STATED EXERCISE: Please copy every line of the records below that holds the word "glaciazione".

-- BEGIN DATA PROVIDED --

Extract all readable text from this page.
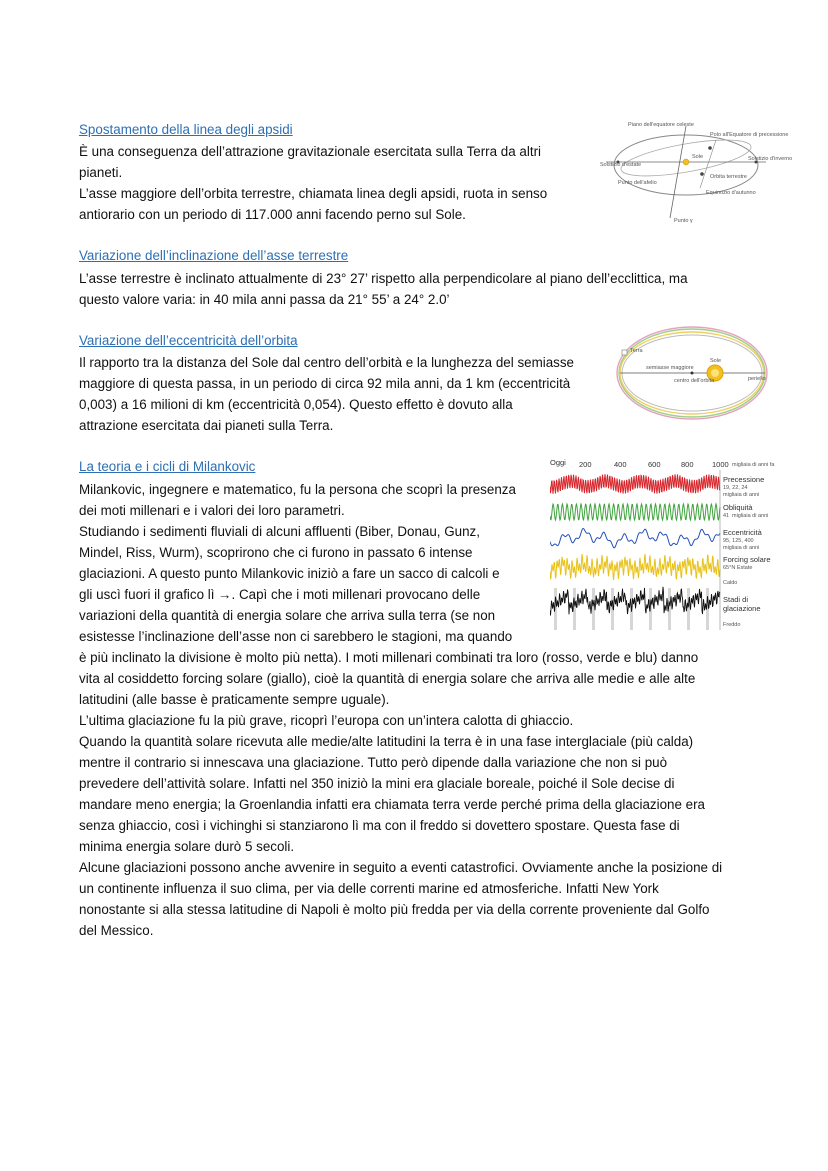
Spostamento della linea degli apsidi
È una conseguenza dell’attrazione gravitazionale esercitata sulla Terra da altri
pianeti.
L’asse maggiore dell’orbita terrestre, chiamata linea degli apsidi, ruota in senso
antiorario con un periodo di 117.000 anni facendo perno sul Sole.
Piano dell'equatore celeste
Polo all'Equatore di precessione
Sole
Solstizio d'estate
Solstizio d'inverno
Punto dell'afelio
Orbita terrestre
Equinozio d'autunno
Punto γ
Variazione dell’inclinazione dell’asse terrestre
L’asse terrestre è inclinato attualmente di 23° 27’ rispetto alla perpendicolare al piano dell’ecclittica, ma
questo valore varia: in 40 mila anni passa da 21° 55’ a 24° 2.0’
Variazione dell’eccentricità dell’orbita
Il rapporto tra la distanza del Sole dal centro dell’orbità e la lunghezza del semiasse
maggiore di questa passa, in un periodo di circa 92 mila anni, da 1 km (eccentricità
0,003) a 16 milioni di km (eccentricità 0,054). Questo effetto è dovuto alla
attrazione esercitata dai pianeti sulla Terra.
Terra
semiasse maggiore
centro dell'orbita
Sole
perielio
La teoria e i cicli di Milankovic
Milankovic, ingegnere e matematico, fu la persona che scoprì la presenza
dei moti millenari e i valori dei loro parametri.
Studiando i sedimenti fluviali di alcuni affluenti (Biber, Donau, Gunz,
Mindel, Riss, Wurm), scoprirono che ci furono in passato 6 intense
glaciazioni. A questo punto Milankovic iniziò a fare un sacco di calcoli e
gli uscì fuori il grafico lì →. Capì che i moti millenari provocano delle
variazioni della quantità di energia solare che arriva sulla terra (se non
esistesse l’inclinazione dell’asse non ci sarebbero le stagioni, ma quando
è più inclinato la divisione è molto più netta). I moti millenari combinati tra loro (rosso, verde e blu) danno
vita al cosiddetto forcing solare (giallo), cioè la quantità di energia solare che arriva alle medie e alle alte
latitudini (alle basse è praticamente sempre uguale).
L’ultima glaciazione fu la più grave, ricoprì l’europa con un’intera calotta di ghiaccio.
Quando la quantità solare ricevuta alle medie/alte latitudini la terra è in una fase interglaciale (più calda)
mentre il contrario si innescava una glaciazione. Tutto però dipende dalla variazione che non si può
prevedere dell’attività solare. Infatti nel 350 iniziò la mini era glaciale boreale, poiché il Sole decise di
mandare meno energia; la Groenlandia infatti era chiamata terra verde perché prima della glaciazione era
senza ghiaccio, così i vichinghi si stanziarono lì ma con il freddo si dovettero spostare. Questa fase di
minima energia solare durò 5 secoli.
Alcune glaciazioni possono anche avvenire in seguito a eventi catastrofici. Ovviamente anche la posizione di
un continente influenza il suo clima, per via delle correnti marine ed atmosferiche. Infatti New York
nonostante si alla stessa latitudine di Napoli è molto più fredda per via della corrente proveniente dal Golfo
del Messico.
Oggi 200	400	600	800 1000 migliaia di anni fa
Precessione
19, 22, 24
migliaia di anni
Obliquità
41 migliaia di anni
Eccentricità
95, 125, 400
migliaia di anni
Forcing solare
65°N Estate
Caldo
Stadi di glaciazione
Freddo
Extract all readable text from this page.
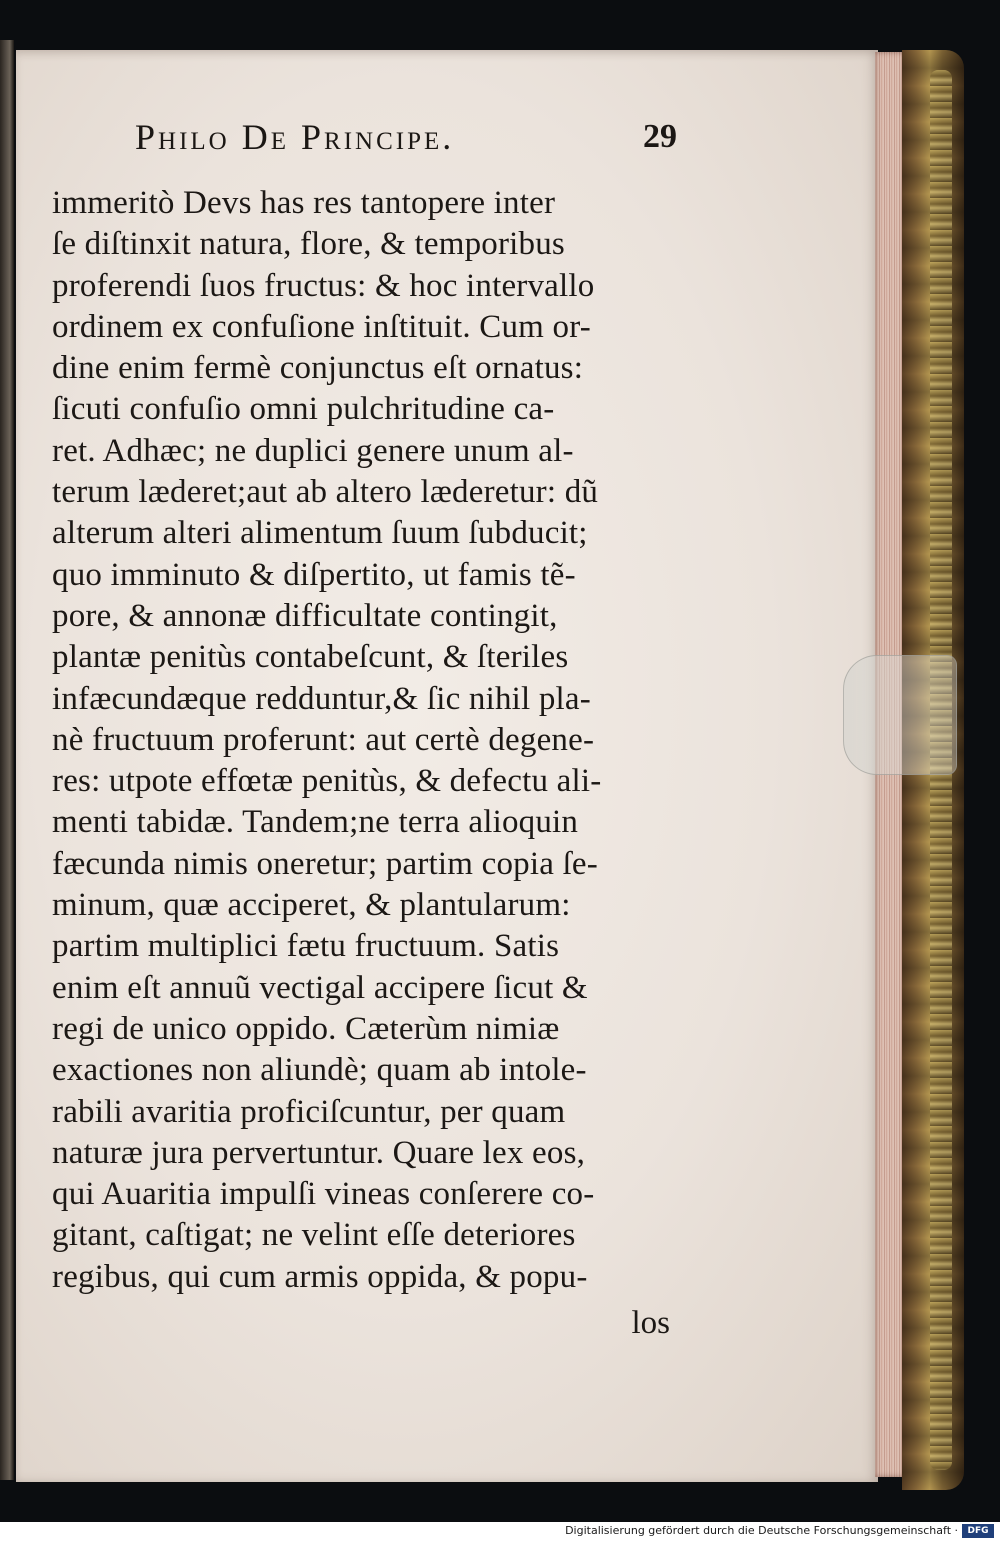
Philo De Principe.	29
immeritò Devs has res tantopere inter
ſe diſtinxit natura, flore, & temporibus
proferendi ſuos fructus: & hoc intervallo
ordinem ex confuſione inſtituit. Cum or-
dine enim fermè conjunctus eſt ornatus:
ſicuti confuſio omni pulchritudine ca-
ret. Adhæc; ne duplici genere unum al-
terum læderet;aut ab altero læderetur: dũ
alterum alteri alimentum ſuum ſubducit;
quo imminuto & diſpertito, ut famis tẽ-
pore, & annonæ difficultate contingit,
plantæ penitùs contabeſcunt, & ſteriles
infæcundæque redduntur,& ſic nihil pla-
nè fructuum proferunt: aut certè degene-
res: utpote effœtæ penitùs, & defectu ali-
menti tabidæ. Tandem;ne terra alioquin
fæcunda nimis oneretur; partim copia ſe-
minum, quæ acciperet, & plantularum:
partim multiplici fætu fructuum. Satis
enim eſt annuũ vectigal accipere ſicut &
regi de unico oppido. Cæterùm nimiæ
exactiones non aliundè; quam ab intole-
rabili avaritia proficiſcuntur, per quam
naturæ jura pervertuntur. Quare lex eos,
qui Auaritia impulſi vineas conſerere co-
gitant, caſtigat; ne velint eſſe deteriores
regibus, qui cum armis oppida, & popu-
los
Digitalisierung gefördert durch die Deutsche Forschungsgemeinschaft ·	DFG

-- END DATA PROVIDED --

FULL OUTPUT:
L’ultima glaciazione fu la più grave, ricoprì l’europa con un’intera calotta di ghiaccio.
mentre il contrario si innescava una glaciazione. Tutto però dipende dalla variazione che non si può
mandare meno energia; la Groenlandia infatti era chiamata terra verde perché prima della glaciazione era
Stadi di glaciazione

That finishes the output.